──────── Dataset records ────────
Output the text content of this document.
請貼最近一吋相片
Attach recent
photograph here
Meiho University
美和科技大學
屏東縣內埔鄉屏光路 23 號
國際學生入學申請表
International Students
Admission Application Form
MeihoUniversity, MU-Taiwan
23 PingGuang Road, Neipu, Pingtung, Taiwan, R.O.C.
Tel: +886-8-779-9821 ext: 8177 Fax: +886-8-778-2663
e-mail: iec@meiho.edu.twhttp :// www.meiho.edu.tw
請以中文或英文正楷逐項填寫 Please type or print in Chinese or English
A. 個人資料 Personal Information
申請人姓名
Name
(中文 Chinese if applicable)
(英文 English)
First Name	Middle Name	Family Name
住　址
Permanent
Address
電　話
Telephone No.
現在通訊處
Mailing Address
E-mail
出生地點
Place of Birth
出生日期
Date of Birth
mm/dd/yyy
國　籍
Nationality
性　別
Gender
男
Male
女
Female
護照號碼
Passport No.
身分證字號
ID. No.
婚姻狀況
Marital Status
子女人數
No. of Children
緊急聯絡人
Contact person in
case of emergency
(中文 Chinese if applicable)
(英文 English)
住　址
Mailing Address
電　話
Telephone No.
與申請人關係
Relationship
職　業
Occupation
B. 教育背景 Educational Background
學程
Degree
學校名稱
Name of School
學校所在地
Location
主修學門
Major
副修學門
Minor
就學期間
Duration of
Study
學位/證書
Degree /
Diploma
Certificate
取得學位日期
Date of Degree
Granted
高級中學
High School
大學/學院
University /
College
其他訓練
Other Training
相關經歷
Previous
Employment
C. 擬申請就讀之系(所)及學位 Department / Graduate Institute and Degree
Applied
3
────────
──────── Dataset records ────────
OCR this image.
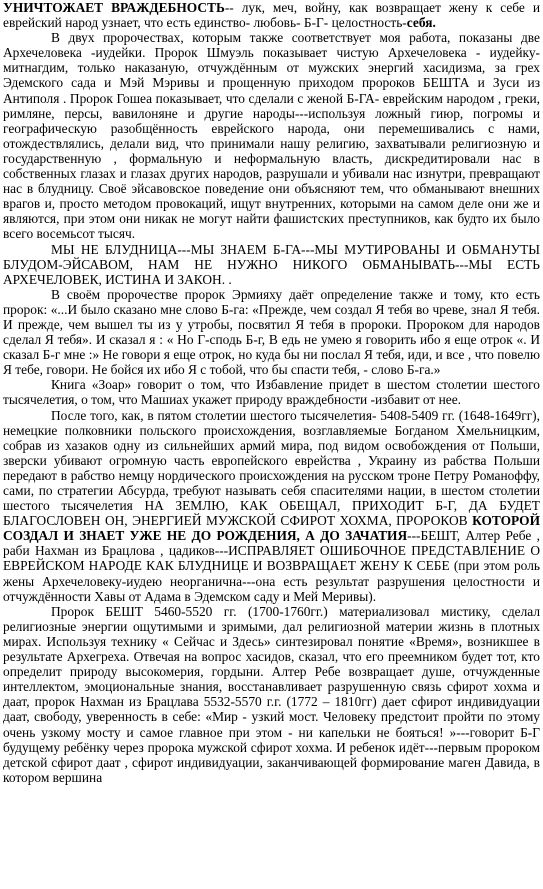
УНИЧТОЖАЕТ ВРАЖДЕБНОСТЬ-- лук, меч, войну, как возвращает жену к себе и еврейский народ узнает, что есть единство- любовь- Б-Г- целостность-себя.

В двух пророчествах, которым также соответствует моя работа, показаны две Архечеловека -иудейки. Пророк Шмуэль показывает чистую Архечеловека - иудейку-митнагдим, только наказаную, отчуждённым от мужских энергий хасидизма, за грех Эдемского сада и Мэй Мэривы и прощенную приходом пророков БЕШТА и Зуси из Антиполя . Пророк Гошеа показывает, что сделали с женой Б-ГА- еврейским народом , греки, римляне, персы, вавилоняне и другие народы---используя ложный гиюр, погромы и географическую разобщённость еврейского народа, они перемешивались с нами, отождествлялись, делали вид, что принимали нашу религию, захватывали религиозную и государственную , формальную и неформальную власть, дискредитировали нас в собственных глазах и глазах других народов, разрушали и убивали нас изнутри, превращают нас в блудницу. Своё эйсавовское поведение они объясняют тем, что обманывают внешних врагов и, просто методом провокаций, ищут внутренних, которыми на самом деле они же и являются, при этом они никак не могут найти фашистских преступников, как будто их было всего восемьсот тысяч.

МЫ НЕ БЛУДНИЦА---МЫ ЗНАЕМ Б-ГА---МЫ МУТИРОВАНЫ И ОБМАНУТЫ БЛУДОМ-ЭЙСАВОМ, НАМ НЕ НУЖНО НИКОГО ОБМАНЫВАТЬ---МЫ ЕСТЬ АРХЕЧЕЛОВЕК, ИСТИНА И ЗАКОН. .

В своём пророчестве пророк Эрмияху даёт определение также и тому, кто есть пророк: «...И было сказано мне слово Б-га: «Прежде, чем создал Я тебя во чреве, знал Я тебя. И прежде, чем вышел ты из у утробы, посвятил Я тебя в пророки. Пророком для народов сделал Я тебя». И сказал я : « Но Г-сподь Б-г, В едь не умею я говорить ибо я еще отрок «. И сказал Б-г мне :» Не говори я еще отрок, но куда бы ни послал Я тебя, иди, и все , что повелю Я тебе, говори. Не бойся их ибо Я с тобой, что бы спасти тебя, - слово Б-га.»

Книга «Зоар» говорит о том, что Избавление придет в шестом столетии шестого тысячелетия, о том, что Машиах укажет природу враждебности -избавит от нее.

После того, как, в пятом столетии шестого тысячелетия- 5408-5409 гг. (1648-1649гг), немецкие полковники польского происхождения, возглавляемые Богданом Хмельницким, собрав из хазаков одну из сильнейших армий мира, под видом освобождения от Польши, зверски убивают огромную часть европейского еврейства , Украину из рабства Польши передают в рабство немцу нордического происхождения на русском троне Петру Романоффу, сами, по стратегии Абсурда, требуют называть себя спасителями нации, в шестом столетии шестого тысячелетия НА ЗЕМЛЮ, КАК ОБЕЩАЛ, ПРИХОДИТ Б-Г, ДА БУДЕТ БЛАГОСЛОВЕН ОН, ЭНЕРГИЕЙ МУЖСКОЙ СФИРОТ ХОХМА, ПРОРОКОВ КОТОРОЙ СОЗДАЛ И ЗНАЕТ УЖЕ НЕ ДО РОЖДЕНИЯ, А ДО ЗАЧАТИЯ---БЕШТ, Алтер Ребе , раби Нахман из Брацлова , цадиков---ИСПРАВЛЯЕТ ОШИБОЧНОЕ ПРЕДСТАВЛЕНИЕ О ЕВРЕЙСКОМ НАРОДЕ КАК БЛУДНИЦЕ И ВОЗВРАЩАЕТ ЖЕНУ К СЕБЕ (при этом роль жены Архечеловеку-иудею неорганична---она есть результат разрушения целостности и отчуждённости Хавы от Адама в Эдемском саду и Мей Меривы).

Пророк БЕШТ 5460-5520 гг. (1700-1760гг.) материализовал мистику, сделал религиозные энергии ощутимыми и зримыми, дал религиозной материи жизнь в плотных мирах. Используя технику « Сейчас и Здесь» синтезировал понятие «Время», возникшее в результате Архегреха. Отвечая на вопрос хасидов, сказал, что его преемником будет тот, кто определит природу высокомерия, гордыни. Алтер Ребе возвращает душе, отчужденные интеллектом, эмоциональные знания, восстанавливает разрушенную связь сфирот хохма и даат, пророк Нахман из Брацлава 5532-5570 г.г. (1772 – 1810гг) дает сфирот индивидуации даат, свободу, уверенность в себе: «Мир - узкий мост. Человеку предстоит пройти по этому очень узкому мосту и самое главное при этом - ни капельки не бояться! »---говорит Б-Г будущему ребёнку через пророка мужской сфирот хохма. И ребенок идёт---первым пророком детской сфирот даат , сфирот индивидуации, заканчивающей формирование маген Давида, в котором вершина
────────
What you have to do:
Filter the listing for the word "тысячелетия" and copy every line that holds it.

Written answer:
Книга «Зоар» говорит о том, что Избавление придет в шестом столетии шестого тысячелетия, о том, что Машиах укажет природу враждебности -избавит от нее.
После того, как, в пятом столетии шестого тысячелетия- 5408-5409 гг. (1648-1649гг), немецкие полковники польского происхождения, возглавляемые Богданом Хмельницким, собрав из хазаков одну из сильнейших армий мира, под видом освобождения от Польши, зверски убивают огромную часть европейского еврейства , Украину из рабства Польши передают в рабство немцу нордического происхождения на русском троне Петру Романоффу, сами, по стратегии Абсурда, требуют называть себя спасителями нации, в шестом столетии шестого тысячелетия НА ЗЕМЛЮ, КАК ОБЕЩАЛ, ПРИХОДИТ Б-Г, ДА БУДЕТ БЛАГОСЛОВЕН ОН, ЭНЕРГИЕЙ МУЖСКОЙ СФИРОТ ХОХМА, ПРОРОКОВ КОТОРОЙ СОЗДАЛ И ЗНАЕТ УЖЕ НЕ ДО РОЖДЕНИЯ, А ДО ЗАЧАТИЯ---БЕШТ, Алтер Ребе , раби Нахман из Брацлова , цадиков---ИСПРАВЛЯЕТ ОШИБОЧНОЕ ПРЕДСТАВЛЕНИЕ О ЕВРЕЙСКОМ НАРОДЕ КАК БЛУДНИЦЕ И ВОЗВРАЩАЕТ ЖЕНУ К СЕБЕ (при этом роль жены Архечеловеку-иудею неорганична---она есть результат разрушения целостности и отчуждённости Хавы от Адама в Эдемском саду и Мей Меривы).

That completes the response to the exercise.